## Yapılacak İşler
1. George Orwell hakkındaki metne göre şu soruları yanıtlayınız:
(a) Eric Arthur Blair hangi yılda dünyaya gelmiştir?
(b) Yazar, hayranı olduğu hangi isimden etkilenmiştir?
(c) Yazar hangi savaşta cephede yer almıştır?
2. George Orwell hakkındaki metnin "Yaşanmışlıkları ve deneyimleriyle" sözleriyle açılıp "yazan bir yazar." sözleriyle kapanan bölümünü, "kolejde" yerine "okulda" koyarak düzenleyiniz.

1903 yılında bir zamanların güneş batmayan imparatorluğu olan İngiltere’nin Hindistan sömürgesinde dünyaya gelir, Eric Arthur Blair.Namıdiğer dört isim arasında seçtiği mahlasıyla dünyanın tanıdığı modern klasiklerin sahibi George Orwell.
Yaşanmışlıkları ve deneyimleriyle sayısız makale ve deneme yazan, yayımladığı eserleriyle tabir yerindeyse tırnaklarıyla kazıyıp inşa ederek oluşturduğu isminin hakkını veren kendisine has bir insan.
Küçük yaşlarından itibaren yeri geldiğinde ülkenin kalburüstü zengin çocuklarıyla aynı kolejde okuyan yeri geldiğinde henüz yirmili yaşlarında iken 200 bin kadar insanın güvenliğinden sorumlu polis teşkilatının bir neferi olarak çalışan, hayranı olduğu Jack London’dan ölümüne etkilendiği fakirlik ve sefaletin kendisini çeken berduşluk ve mücadele kokan Londra ve Paris’in arka sokaklarında ki yaşanmışlıklarını ve nihayet inandığı sosyalizmin ruhuna intisapla İspanya iç Savaşında cephede yer alarak ölümcül deneyimleri kalemine mürekkep yaparak yazan bir yazar.

## Veri Kesiti
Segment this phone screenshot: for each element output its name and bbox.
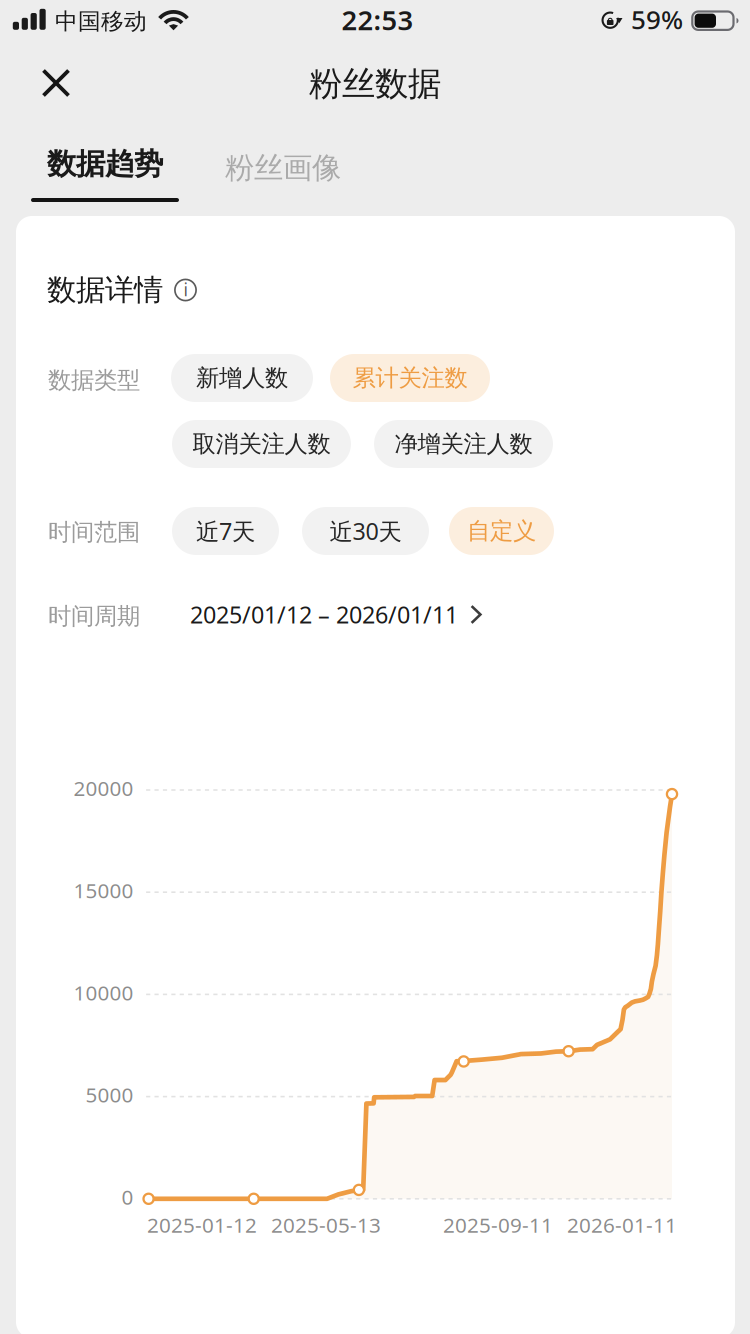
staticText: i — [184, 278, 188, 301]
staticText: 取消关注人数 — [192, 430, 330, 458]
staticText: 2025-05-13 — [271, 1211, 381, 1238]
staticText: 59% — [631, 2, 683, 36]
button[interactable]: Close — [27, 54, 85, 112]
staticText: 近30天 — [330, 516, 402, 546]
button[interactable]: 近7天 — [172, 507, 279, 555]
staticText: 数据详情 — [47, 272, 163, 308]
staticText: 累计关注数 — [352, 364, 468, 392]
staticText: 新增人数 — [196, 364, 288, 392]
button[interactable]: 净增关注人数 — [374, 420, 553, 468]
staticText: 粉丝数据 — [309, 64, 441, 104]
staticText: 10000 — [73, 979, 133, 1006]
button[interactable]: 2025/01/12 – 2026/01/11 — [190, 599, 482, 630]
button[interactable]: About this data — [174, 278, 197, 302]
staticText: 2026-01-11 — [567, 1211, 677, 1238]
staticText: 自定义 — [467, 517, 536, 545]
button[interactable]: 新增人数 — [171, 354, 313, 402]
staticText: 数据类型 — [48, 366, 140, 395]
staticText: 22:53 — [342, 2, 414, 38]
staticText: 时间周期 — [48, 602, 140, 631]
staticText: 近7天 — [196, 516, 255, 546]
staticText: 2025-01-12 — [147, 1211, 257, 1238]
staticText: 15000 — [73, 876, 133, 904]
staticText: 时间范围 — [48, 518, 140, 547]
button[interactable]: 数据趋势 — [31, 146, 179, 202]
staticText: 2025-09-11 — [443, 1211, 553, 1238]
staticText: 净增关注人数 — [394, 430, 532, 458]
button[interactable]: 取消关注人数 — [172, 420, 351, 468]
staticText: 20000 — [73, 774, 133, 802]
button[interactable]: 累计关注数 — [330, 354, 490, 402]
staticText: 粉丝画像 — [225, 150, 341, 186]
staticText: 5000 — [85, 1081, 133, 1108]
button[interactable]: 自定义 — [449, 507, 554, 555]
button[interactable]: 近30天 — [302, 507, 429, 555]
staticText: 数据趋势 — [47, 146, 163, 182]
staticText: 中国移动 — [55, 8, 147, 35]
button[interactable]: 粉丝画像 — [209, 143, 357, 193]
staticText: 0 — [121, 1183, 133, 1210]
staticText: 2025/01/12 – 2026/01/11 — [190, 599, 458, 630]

==

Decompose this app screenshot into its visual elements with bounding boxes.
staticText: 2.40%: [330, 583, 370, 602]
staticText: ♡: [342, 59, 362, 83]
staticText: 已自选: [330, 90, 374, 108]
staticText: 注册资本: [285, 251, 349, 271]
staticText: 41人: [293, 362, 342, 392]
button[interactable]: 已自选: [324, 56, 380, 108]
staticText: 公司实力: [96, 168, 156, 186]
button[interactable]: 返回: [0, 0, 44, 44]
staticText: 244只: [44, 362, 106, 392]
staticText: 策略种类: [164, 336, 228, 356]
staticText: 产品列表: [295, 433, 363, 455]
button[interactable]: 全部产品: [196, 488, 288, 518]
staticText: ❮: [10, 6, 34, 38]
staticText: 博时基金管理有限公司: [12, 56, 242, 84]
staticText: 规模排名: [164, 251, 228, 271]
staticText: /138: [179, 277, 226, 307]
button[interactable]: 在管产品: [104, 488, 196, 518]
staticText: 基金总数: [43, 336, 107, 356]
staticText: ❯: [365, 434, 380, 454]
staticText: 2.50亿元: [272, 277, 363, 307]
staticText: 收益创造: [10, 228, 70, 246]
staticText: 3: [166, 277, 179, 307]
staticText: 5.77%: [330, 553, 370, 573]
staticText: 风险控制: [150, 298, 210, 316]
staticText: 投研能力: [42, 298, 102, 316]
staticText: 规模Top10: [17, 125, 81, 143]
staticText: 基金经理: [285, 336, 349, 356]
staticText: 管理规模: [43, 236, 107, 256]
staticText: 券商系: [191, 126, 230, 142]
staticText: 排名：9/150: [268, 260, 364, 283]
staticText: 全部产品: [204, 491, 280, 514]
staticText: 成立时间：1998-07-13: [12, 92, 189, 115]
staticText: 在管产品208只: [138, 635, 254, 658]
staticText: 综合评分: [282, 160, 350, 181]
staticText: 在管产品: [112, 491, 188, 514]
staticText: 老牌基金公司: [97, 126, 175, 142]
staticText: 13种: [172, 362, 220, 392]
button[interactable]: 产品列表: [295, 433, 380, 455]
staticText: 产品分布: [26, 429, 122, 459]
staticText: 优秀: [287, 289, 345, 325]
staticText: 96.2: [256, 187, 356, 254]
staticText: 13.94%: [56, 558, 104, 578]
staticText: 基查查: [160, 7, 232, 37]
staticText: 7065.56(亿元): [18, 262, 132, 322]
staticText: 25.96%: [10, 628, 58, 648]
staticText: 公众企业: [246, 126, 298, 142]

## Beklenen Sonuçlar
1.
(a) 1903
(b) Jack London
(c) İspanya İç Savaşı

2.
Yaşanmışlıkları ve deneyimleriyle sayısız makale ve deneme yazan, yayımladığı eserleriyle tabir yerindeyse tırnaklarıyla kazıyıp inşa ederek oluşturduğu isminin hakkını veren kendisine has bir insan.
Küçük yaşlarından itibaren yeri geldiğinde ülkenin kalburüstü zengin çocuklarıyla aynı okulda okuyan yeri geldiğinde henüz yirmili yaşlarında iken 200 bin kadar insanın güvenliğinden sorumlu polis teşkilatının bir neferi olarak çalışan, hayranı olduğu Jack London’dan ölümüne etkilendiği fakirlik ve sefaletin kendisini çeken berduşluk ve mücadele kokan Londra ve Paris’in arka sokaklarında ki yaşanmışlıklarını ve nihayet inandığı sosyalizmin ruhuna intisapla İspanya iç Savaşında cephede yer alarak ölümcül deneyimleri kalemine mürekkep yaparak yazan bir yazar.